- _Exercise_
Leave out the pictures, then reproduce the rest of the material exactly.

- _Extracted entries_
┏━━

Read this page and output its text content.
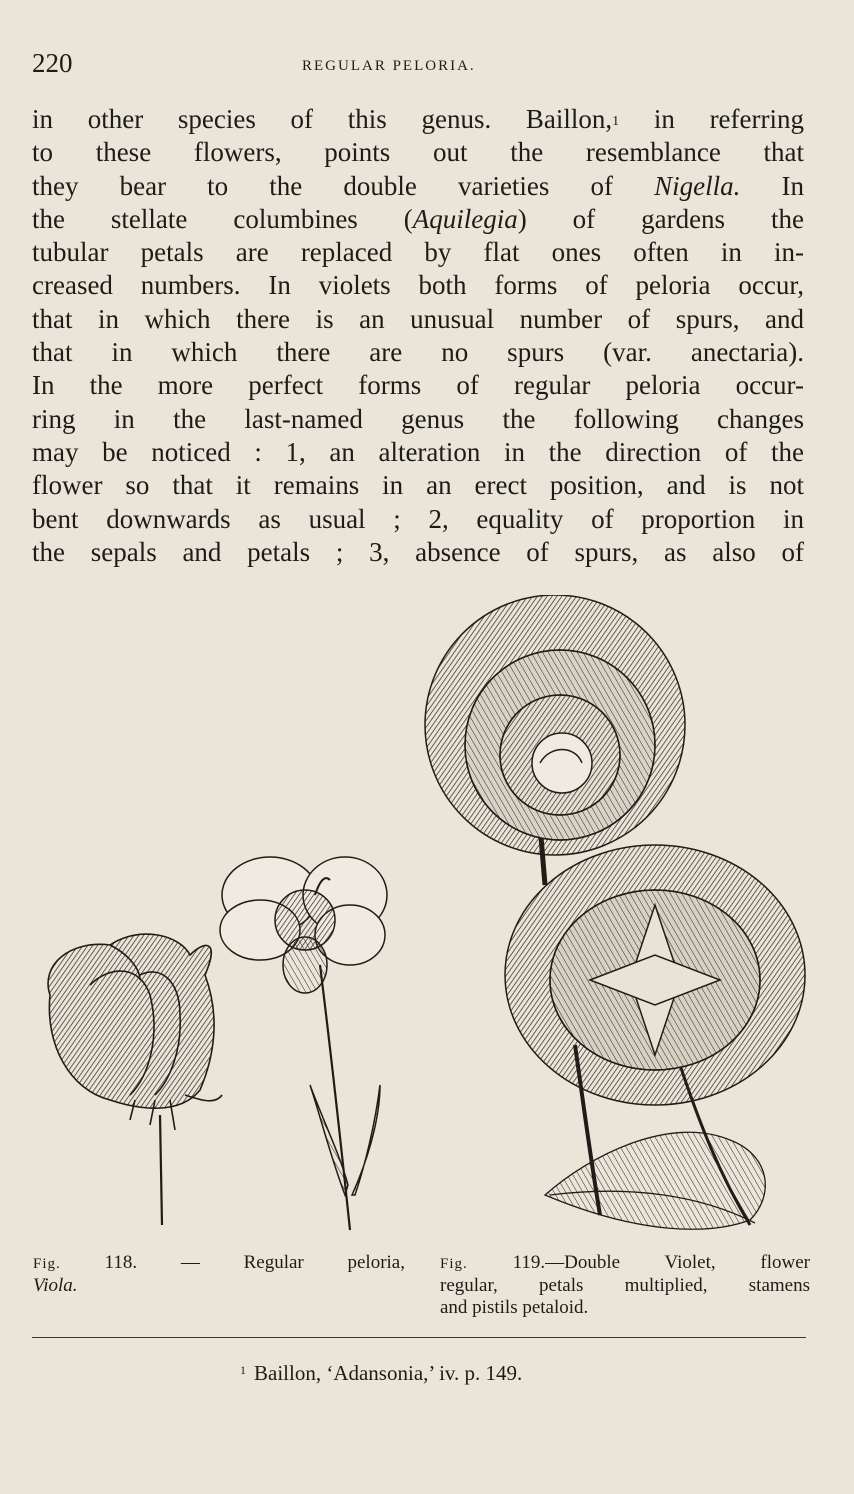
220	REGULAR PELORIA.
in other species of this genus. Baillon,$^1$ in referring
to these flowers, points out the resemblance that
they bear to the double varieties of Nigella. In
the stellate columbines (Aquilegia) of gardens the
tubular petals are replaced by flat ones often in in-
creased numbers. In violets both forms of peloria occur,
that in which there is an unusual number of spurs, and
that in which there are no spurs (var. anectaria).
In the more perfect forms of regular peloria occur-
ring in the last-named genus the following changes
may be noticed : 1, an alteration in the direction of the
flower so that it remains in an erect position, and is not
bent downwards as usual ; 2, equality of proportion in
the sepals and petals ; 3, absence of spurs, as also of
Fig. 118. — Regular peloria,
Viola.
Fig. 119.—Double Violet, flower
regular, petals multiplied, stamens
and pistils petaloid.
$^1$ Baillon, ‘Adansonia,’ iv. p. 149.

┗━━

- _Solution to this exercise_
Read this page and output its text content.
220	REGULAR PELORIA.
in other species of this genus. Baillon,$^1$ in referring
to these flowers, points out the resemblance that
they bear to the double varieties of Nigella. In
the stellate columbines (Aquilegia) of gardens the
tubular petals are replaced by flat ones often in in-
creased numbers. In violets both forms of peloria occur,
that in which there is an unusual number of spurs, and
that in which there are no spurs (var. anectaria).
In the more perfect forms of regular peloria occur-
ring in the last-named genus the following changes
may be noticed : 1, an alteration in the direction of the
flower so that it remains in an erect position, and is not
bent downwards as usual ; 2, equality of proportion in
the sepals and petals ; 3, absence of spurs, as also of
Fig. 118. — Regular peloria,
Viola.
Fig. 119.—Double Violet, flower
regular, petals multiplied, stamens
and pistils petaloid.
$^1$ Baillon, ‘Adansonia,’ iv. p. 149.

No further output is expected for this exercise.